- _Task goal_
Can you render the records from the line with "Enumerate the UI" up to and including the line with "window-title: Postman [32,7,100,26]" as a JSON list of strings, one string per line and no blank lines?

- _Entries shown_
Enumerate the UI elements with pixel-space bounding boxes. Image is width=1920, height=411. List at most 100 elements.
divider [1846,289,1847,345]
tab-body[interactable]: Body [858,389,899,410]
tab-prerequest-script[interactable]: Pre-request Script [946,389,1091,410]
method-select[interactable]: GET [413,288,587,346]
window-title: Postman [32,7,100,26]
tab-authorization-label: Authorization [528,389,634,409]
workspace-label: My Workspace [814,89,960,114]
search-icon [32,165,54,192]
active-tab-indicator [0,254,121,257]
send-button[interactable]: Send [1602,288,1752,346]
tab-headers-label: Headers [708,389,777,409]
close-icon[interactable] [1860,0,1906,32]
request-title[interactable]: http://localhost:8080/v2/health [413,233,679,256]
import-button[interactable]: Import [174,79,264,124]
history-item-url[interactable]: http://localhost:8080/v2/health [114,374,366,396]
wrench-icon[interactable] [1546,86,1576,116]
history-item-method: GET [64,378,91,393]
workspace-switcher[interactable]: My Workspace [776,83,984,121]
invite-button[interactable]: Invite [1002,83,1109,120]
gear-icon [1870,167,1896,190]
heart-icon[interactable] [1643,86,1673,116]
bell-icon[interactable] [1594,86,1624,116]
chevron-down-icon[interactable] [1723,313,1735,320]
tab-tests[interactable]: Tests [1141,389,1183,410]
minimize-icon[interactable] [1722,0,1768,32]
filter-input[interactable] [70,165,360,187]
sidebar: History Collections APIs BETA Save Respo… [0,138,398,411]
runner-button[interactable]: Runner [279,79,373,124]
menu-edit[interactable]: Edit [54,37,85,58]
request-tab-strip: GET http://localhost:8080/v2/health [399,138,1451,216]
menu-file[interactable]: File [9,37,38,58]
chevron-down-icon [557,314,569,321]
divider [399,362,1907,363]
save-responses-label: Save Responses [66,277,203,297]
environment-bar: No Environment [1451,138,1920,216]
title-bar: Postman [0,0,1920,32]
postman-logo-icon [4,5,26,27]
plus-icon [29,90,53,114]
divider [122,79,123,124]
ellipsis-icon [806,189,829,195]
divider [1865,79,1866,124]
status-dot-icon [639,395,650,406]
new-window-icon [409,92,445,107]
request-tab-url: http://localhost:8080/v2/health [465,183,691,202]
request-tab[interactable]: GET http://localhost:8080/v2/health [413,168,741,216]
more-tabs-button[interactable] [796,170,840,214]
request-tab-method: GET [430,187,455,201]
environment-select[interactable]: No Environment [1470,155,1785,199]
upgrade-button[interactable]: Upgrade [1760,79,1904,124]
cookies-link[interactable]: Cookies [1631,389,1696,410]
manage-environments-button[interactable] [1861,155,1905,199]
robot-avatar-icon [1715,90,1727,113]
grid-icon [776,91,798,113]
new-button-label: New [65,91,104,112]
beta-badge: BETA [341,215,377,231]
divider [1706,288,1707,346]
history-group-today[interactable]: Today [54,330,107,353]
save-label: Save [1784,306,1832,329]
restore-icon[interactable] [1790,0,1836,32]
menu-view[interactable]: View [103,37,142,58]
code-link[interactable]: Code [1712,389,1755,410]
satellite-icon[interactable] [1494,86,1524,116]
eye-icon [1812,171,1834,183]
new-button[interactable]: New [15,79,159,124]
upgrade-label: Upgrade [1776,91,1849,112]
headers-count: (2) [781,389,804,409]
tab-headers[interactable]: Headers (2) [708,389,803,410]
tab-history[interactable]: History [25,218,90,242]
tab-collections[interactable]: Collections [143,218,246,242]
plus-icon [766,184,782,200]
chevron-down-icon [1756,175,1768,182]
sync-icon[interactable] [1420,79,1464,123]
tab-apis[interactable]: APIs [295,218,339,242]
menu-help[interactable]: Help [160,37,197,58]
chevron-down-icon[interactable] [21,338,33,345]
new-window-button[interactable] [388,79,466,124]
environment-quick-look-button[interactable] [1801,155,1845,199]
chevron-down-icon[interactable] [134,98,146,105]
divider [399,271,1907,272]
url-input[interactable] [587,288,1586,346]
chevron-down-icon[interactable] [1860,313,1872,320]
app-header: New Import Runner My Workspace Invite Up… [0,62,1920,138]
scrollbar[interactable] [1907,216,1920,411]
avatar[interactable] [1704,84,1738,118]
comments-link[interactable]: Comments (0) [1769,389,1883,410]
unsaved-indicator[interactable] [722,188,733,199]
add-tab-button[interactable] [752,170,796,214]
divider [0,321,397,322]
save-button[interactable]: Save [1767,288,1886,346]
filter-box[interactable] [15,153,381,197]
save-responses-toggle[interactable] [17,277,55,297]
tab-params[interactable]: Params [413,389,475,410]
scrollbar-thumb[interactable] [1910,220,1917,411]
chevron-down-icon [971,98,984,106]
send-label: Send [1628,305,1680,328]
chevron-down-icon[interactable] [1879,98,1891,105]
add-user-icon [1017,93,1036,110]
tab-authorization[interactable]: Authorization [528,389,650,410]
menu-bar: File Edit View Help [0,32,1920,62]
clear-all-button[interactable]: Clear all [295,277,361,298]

--

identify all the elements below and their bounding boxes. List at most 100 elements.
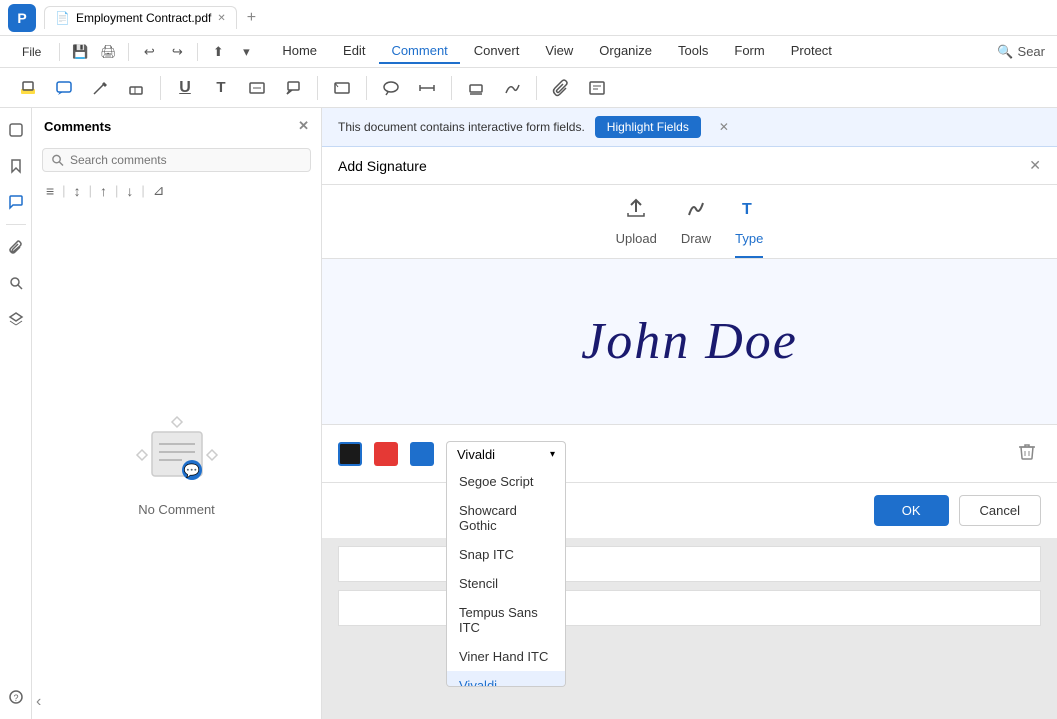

- _Full output_
[
  "Enumerate the UI elements with pixel-space bounding boxes. Image is width=1920, height=411. List at most 100 elements.",
  "divider [1846,289,1847,345]",
  "tab-body[interactable]: Body [858,389,899,410]",
  "tab-prerequest-script[interactable]: Pre-request Script [946,389,1091,410]",
  "method-select[interactable]: GET [413,288,587,346]",
  "window-title: Postman [32,7,100,26]"
]